Retype the whole listing verbatim and keep the pictures out of it.

Stored records
----------------
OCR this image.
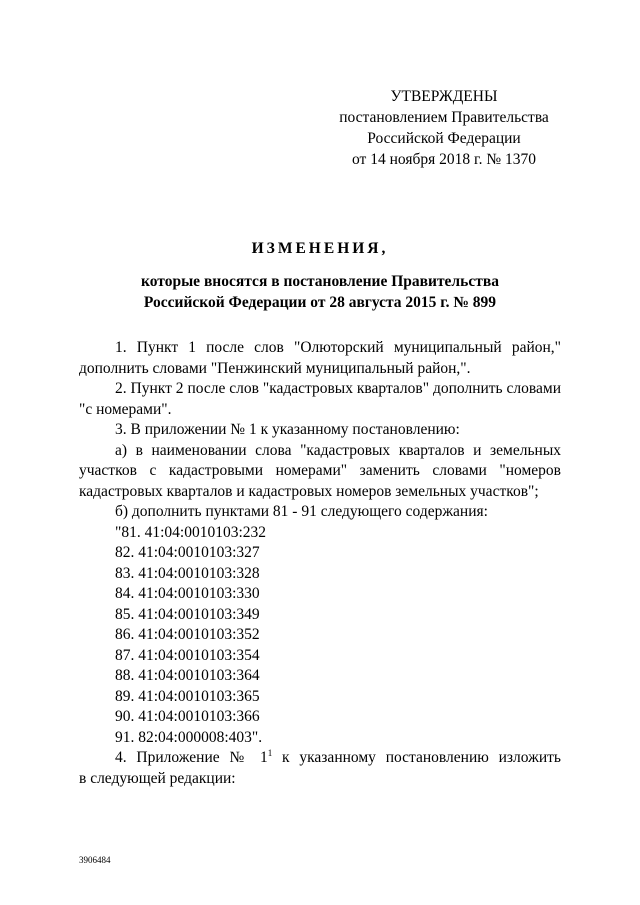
УТВЕРЖДЕНЫ
постановлением Правительства
Российской Федерации
от 14 ноября 2018 г. № 1370
ИЗМЕНЕНИЯ,
которые вносятся в постановление Правительства
Российской Федерации от 28 августа 2015 г. № 899

1. Пункт 1 после слов "Олюторский муниципальный район," дополнить словами "Пенжинский муниципальный район,".

2. Пункт 2 после слов "кадастровых кварталов" дополнить словами "с номерами".

3. В приложении № 1 к указанному постановлению:

а) в наименовании слова "кадастровых кварталов и земельных участков с кадастровыми номерами" заменить словами "номеров кадастровых кварталов и кадастровых номеров земельных участков";

б) дополнить пунктами 81 - 91 следующего содержания:

"81. 41:04:0010103:232

82. 41:04:0010103:327

83. 41:04:0010103:328

84. 41:04:0010103:330

85. 41:04:0010103:349

86. 41:04:0010103:352

87. 41:04:0010103:354

88. 41:04:0010103:364

89. 41:04:0010103:365

90. 41:04:0010103:366

91. 82:04:000008:403".

4. Приложение № $1^1$ к указанному постановлению изложить

в следующей редакции:

3906484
----------------
Solution to the exercise ▸
OCR this image.
УТВЕРЖДЕНЫ
постановлением Правительства
Российской Федерации
от 14 ноября 2018 г. № 1370
ИЗМЕНЕНИЯ,
которые вносятся в постановление Правительства
Российской Федерации от 28 августа 2015 г. № 899

1. Пункт 1 после слов "Олюторский муниципальный район," дополнить словами "Пенжинский муниципальный район,".

2. Пункт 2 после слов "кадастровых кварталов" дополнить словами "с номерами".

3. В приложении № 1 к указанному постановлению:

а) в наименовании слова "кадастровых кварталов и земельных участков с кадастровыми номерами" заменить словами "номеров кадастровых кварталов и кадастровых номеров земельных участков";

б) дополнить пунктами 81 - 91 следующего содержания:

"81. 41:04:0010103:232

82. 41:04:0010103:327

83. 41:04:0010103:328

84. 41:04:0010103:330

85. 41:04:0010103:349

86. 41:04:0010103:352

87. 41:04:0010103:354

88. 41:04:0010103:364

89. 41:04:0010103:365

90. 41:04:0010103:366

91. 82:04:000008:403".

4. Приложение № $1^1$ к указанному постановлению изложить

в следующей редакции:

3906484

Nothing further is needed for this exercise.